── DATA FOR REVIEW ──

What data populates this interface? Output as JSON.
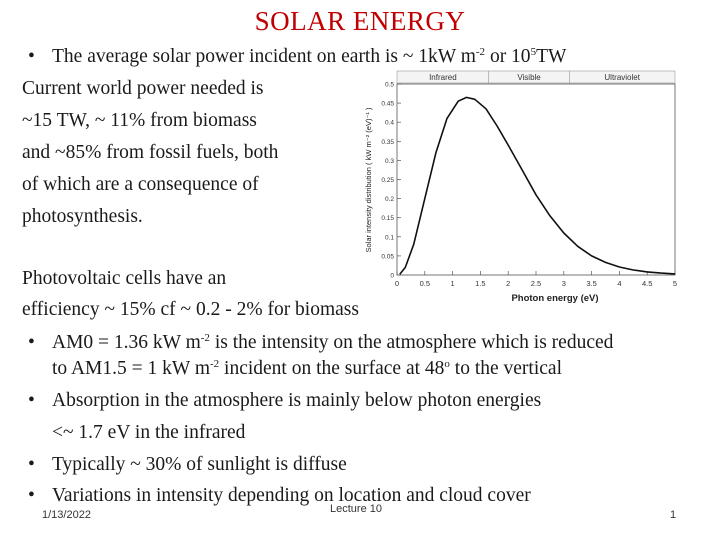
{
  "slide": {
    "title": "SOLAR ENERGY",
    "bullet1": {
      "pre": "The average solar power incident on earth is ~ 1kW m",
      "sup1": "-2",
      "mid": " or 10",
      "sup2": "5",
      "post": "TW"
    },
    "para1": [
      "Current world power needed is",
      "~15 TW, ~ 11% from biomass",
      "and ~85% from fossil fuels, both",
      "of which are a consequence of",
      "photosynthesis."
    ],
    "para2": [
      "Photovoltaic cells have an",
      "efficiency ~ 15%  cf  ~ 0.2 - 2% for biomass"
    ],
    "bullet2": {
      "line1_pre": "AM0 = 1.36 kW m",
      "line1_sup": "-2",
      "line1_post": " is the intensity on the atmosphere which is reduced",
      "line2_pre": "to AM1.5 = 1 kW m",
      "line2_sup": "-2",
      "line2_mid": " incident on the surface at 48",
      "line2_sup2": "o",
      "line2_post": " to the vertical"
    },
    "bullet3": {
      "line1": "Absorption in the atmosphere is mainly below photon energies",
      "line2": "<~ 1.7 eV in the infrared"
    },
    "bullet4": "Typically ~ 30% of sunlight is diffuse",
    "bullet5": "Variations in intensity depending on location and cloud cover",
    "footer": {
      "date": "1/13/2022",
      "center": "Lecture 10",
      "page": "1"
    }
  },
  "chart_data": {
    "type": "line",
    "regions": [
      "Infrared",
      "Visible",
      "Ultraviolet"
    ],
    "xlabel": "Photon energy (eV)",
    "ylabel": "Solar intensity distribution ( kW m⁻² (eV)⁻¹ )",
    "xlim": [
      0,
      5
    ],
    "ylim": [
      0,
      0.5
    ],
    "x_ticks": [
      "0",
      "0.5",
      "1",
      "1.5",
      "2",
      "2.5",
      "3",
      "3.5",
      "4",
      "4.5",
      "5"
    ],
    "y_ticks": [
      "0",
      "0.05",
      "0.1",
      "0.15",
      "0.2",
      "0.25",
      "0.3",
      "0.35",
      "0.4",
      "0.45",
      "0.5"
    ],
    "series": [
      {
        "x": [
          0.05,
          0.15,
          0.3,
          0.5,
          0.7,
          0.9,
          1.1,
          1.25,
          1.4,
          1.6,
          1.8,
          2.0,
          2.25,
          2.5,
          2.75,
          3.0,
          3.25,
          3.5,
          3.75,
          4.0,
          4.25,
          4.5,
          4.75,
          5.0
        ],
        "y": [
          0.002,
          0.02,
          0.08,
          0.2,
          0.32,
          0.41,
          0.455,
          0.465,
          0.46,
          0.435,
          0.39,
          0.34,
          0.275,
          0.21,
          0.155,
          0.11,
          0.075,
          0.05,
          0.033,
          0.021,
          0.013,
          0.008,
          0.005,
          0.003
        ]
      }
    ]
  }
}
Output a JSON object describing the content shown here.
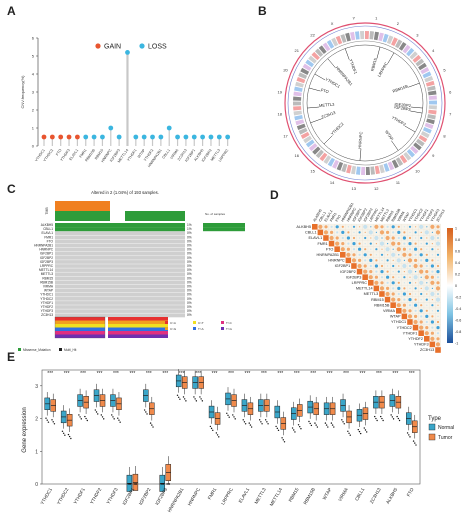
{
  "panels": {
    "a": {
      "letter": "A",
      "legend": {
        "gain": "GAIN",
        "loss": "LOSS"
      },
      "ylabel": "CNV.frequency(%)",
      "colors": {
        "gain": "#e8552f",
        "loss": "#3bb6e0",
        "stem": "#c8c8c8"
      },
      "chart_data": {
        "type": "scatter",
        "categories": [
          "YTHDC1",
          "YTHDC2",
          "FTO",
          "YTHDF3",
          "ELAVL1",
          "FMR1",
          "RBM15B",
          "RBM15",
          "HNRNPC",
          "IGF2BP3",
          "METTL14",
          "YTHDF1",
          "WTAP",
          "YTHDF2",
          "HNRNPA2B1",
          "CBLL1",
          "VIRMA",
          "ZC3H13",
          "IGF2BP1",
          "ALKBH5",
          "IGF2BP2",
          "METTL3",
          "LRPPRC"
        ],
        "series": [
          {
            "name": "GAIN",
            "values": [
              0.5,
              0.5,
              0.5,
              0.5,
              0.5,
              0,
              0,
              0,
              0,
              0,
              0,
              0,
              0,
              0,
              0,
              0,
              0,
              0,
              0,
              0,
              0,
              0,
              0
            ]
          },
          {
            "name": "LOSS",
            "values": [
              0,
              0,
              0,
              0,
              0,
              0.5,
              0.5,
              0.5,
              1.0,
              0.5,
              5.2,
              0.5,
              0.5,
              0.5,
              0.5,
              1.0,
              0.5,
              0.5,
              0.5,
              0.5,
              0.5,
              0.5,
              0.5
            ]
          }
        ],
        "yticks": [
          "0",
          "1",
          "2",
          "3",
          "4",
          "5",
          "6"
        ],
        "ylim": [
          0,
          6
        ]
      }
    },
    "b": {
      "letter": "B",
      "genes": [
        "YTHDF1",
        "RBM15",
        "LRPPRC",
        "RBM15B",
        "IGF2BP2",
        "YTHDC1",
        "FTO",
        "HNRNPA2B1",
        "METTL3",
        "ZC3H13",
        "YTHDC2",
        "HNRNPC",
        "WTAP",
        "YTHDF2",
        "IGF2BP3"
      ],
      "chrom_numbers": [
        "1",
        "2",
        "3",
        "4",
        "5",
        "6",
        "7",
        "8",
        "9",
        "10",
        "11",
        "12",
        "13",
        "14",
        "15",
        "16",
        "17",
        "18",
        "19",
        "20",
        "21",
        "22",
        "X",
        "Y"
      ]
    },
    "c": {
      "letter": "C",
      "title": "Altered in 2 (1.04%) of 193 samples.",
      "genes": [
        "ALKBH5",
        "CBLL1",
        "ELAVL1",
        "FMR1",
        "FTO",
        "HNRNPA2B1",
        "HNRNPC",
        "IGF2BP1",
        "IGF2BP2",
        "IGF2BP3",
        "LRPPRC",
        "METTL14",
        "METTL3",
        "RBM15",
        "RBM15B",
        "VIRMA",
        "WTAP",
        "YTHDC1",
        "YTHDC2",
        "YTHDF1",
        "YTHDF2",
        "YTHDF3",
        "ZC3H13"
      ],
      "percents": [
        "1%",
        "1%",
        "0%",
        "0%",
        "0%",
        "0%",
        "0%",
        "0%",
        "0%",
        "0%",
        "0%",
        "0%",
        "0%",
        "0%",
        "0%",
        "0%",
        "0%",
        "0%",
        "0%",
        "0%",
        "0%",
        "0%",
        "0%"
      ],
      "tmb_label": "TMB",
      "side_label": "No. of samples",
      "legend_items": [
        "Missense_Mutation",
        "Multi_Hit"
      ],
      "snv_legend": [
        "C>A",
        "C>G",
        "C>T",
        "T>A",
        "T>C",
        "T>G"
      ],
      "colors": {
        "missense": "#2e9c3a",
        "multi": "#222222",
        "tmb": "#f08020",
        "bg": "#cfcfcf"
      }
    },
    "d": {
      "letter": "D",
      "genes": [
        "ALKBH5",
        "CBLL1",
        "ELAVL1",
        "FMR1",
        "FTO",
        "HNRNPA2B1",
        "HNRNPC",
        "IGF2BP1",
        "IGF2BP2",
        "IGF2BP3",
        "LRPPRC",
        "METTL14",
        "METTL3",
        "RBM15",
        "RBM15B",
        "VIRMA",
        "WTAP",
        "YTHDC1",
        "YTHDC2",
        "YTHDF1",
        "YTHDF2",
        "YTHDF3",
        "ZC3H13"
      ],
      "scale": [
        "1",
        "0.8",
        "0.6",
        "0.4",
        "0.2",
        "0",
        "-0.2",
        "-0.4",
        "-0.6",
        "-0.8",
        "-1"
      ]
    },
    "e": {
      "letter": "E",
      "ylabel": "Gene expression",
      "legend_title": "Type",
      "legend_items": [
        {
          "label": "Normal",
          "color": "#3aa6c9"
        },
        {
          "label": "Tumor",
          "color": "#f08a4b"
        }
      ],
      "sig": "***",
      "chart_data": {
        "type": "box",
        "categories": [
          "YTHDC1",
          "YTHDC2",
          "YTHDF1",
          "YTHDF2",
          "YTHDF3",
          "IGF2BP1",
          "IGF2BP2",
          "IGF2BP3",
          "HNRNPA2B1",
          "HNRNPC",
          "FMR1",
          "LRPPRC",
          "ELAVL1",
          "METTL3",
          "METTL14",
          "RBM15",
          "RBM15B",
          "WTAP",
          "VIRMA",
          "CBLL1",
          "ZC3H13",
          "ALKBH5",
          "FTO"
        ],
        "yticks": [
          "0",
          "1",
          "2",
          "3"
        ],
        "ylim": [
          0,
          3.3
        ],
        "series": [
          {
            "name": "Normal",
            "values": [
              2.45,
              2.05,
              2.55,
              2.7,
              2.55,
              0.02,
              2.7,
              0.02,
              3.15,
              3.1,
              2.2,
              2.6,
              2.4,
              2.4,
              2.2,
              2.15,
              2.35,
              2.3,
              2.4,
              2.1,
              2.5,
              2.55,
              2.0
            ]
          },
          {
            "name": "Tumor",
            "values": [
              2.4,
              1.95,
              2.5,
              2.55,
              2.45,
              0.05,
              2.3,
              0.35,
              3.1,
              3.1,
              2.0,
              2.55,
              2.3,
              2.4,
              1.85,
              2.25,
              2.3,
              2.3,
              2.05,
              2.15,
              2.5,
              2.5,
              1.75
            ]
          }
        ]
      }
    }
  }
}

───

### WHAT THE TASK REQUIRES
In the listing above, find each line containing "intensity" and copy it.

### ANSWER TO THE PROBLEM
      "line1_post": " is the intensity on the atmosphere which is reduced",
    "bullet5": "Variations in intensity depending on location and cloud cover",
    "ylabel": "Solar intensity distribution ( kW m⁻² (eV)⁻¹ )",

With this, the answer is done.